[[ TEXT BLOCK open ]]

Now my work incorporates all my experiences in every aspect of dimensional life and combining all of my interests and secret studies, furthering my staunch belief that art and nature not only save lives but are life.
Why do you think that place matters? How has being in Philly affected your art-making?
Place always matters. Being displaced matters even more. It provokes empathy and compassion for others in similar positions and has led me to start my own long-term and quite possibly never-ending residency project, “Wherever You Go, You Art”. Meaning, wherever one goes, one creates as a human being, just by being a creative human — which we all are.
With that I have had lots of studios and lots of living spaces in so many sections/hoods of Philadelphia, as well as in different parts of the world (China, Netherlands, London, New York, Ohio, California….) that have a/effected my work and spirit greatly; so much so that several bodies of work relate specifically to living on this planet as a being and use the words “house/housing” in their titles.
Living in Northern California and apprenticing as a chef at Green Gulch Zen Center & Organic Farm, I felt much closer to my actual way of being, absorbing the utter beauty of the coast into every cell of my body — especially my eyes. There on the Golden Coast I re-aligned with my whole self by way of such breathtaking nature; I came to clearly understand its healing role in life and to share that with others.
What have you discovered about Philadelphia as a place for artists?
Artists are drivers of economy and MUST be supported. There is so much talent in Philadelphia that it is mind blowing. Community is everything — here, there are many communities that overlap and merge. Artists (artistic/creative approach to life/living) are the most valuable of all resources (human and otherwise) and influence every aspect of society, yet society behaves as if otherwise.

[[ TEXT BLOCK closed ]]
[[ RECORD EXTRACTS open ]]

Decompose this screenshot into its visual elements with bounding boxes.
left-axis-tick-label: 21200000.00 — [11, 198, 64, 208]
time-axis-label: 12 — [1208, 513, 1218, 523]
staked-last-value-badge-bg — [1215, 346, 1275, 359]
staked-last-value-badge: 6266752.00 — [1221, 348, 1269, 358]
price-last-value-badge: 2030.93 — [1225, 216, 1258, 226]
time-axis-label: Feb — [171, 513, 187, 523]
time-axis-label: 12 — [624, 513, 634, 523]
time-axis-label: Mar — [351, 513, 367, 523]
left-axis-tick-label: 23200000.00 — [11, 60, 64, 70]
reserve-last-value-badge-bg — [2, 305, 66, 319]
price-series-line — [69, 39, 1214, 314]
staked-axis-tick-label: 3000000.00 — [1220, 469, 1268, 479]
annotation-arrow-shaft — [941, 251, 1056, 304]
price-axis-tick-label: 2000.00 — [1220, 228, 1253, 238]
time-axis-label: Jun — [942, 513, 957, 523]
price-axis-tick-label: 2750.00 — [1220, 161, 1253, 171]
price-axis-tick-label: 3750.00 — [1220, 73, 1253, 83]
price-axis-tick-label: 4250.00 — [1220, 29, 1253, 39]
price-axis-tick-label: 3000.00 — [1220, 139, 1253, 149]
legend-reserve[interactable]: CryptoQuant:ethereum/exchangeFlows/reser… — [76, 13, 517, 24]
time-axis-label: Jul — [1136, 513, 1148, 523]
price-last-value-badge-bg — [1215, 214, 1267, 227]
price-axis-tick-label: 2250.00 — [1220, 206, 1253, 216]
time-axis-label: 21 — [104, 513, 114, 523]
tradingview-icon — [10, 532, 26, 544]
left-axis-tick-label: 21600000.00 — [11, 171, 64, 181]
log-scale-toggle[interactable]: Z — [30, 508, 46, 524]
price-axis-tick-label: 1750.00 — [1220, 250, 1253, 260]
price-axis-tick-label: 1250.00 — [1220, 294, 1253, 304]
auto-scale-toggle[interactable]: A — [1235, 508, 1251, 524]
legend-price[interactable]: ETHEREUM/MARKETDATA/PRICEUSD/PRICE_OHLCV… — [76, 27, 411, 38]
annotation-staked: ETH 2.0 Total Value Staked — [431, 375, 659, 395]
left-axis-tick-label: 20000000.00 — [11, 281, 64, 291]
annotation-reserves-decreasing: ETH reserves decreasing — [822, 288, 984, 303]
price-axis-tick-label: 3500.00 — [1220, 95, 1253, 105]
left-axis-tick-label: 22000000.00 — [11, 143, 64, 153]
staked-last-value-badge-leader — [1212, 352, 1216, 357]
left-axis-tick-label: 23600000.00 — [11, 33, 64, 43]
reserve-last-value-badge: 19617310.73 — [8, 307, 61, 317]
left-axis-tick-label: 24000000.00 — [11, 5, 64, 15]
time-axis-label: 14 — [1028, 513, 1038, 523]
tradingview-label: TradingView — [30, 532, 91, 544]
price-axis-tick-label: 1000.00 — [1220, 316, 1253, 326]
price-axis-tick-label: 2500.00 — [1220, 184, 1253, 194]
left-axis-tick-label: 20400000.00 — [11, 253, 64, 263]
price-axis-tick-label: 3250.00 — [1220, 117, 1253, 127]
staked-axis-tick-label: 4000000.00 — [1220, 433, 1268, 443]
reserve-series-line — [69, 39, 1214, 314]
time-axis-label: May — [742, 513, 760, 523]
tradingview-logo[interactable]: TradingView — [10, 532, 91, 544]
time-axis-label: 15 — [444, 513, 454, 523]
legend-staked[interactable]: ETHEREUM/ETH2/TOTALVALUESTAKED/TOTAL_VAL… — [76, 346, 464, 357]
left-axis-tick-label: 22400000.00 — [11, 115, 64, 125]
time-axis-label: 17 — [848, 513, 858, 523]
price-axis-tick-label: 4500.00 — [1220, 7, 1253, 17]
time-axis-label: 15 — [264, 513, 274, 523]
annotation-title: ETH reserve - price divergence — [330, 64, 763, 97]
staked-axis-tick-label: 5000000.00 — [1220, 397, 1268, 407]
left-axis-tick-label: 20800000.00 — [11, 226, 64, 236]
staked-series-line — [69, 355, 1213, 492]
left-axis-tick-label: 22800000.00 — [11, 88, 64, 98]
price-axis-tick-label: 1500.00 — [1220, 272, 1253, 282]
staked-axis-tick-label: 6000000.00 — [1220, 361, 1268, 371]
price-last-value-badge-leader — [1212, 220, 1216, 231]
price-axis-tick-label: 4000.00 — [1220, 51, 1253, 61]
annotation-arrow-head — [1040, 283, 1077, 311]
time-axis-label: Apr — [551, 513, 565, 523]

[[ RECORD EXTRACTS closed ]]

[PROBLEMS TO WORK ON]
**a)** Repeat the part of the interview on place and art-making from "Living in Northern" to "that with others.".
**b)** In the interview on place and art-making, why did being displaced lead the speaker to start a long-term residency project? Answer in one to three sentences.
**c)** Write the next part of the interview on place and art-making, picking up after its final sentence.

[ANSWERS BY ITEM]
**a)**
Living in Northern California and apprenticing as a chef at Green Gulch Zen Center & Organic Farm, I felt much closer to my actual way of being, absorbing the utter beauty of the coast into every cell of my body — especially my eyes. There on the Golden Coast I re-aligned with my whole self by way of such breathtaking nature; I came to clearly understand its healing role in life and to share that with others.

**b)** Being displaced provokes empathy and compassion for others in similar positions. That experience led the speaker to start the residency project "Wherever You Go, You Art."

**c)**
What were you working on as a guest artist at The Clay Studio this summer?
I made a “Tiny Tea Cup Factory” using 9 different shapes of one-part casting molds. I made hundreds of little cups with Chinois blue transfer images and developed my “TEA Housing” project for the niche space in the Bonovitz Gallery. My goal was to produce cups for tea sharing and ritual use.
Additionally, I decorated unwanted (up-cycled) dinnerware plates with decals of amethyst gemstones, developing designs & patterns that stimulate the cosmic laws of the universe and emit healing energetic fields with their symbolism, giving them new life with an artful transformation by heat and fire.
The installation “TEA Housing” is the result of my residency and return to The Clay Studio with my worldly experiences working with clay in California & China over the past several years, sharing my experiential knowledge with the community.
What has been your favorite Candy Coated exhibit/show/installation?
My favorite was a one-night-only presentation at the Crane's huge Icebox Gallery space called “dark to light...”. It was a dedication to my father’s recent passing. There was a “stream” of 18 young women lying on the floor and a 12-year-old professional ballerina costumed as a black swan who danced improvisationally and sensitively about the galley, interacting gently with each sculptural work. Images of this rare work — seen only by about 50 pairs of eyes in person — are here.
Any pets?
KATZ! She is my favorite little cutie, a brindle tiger cat. She is a support animal and was the subject of a mural in Callowhill, Philadelphia (which has since been defaced and painted over). She made a cameo in pillow form appearing in multiples with my “CandyCoated Wonderland” exhibition at the Perelman Building, Philadelphia Museum of Art. She has many fans and so many roommates, loves dogs yet strongly dislikes other cats. She has my heart.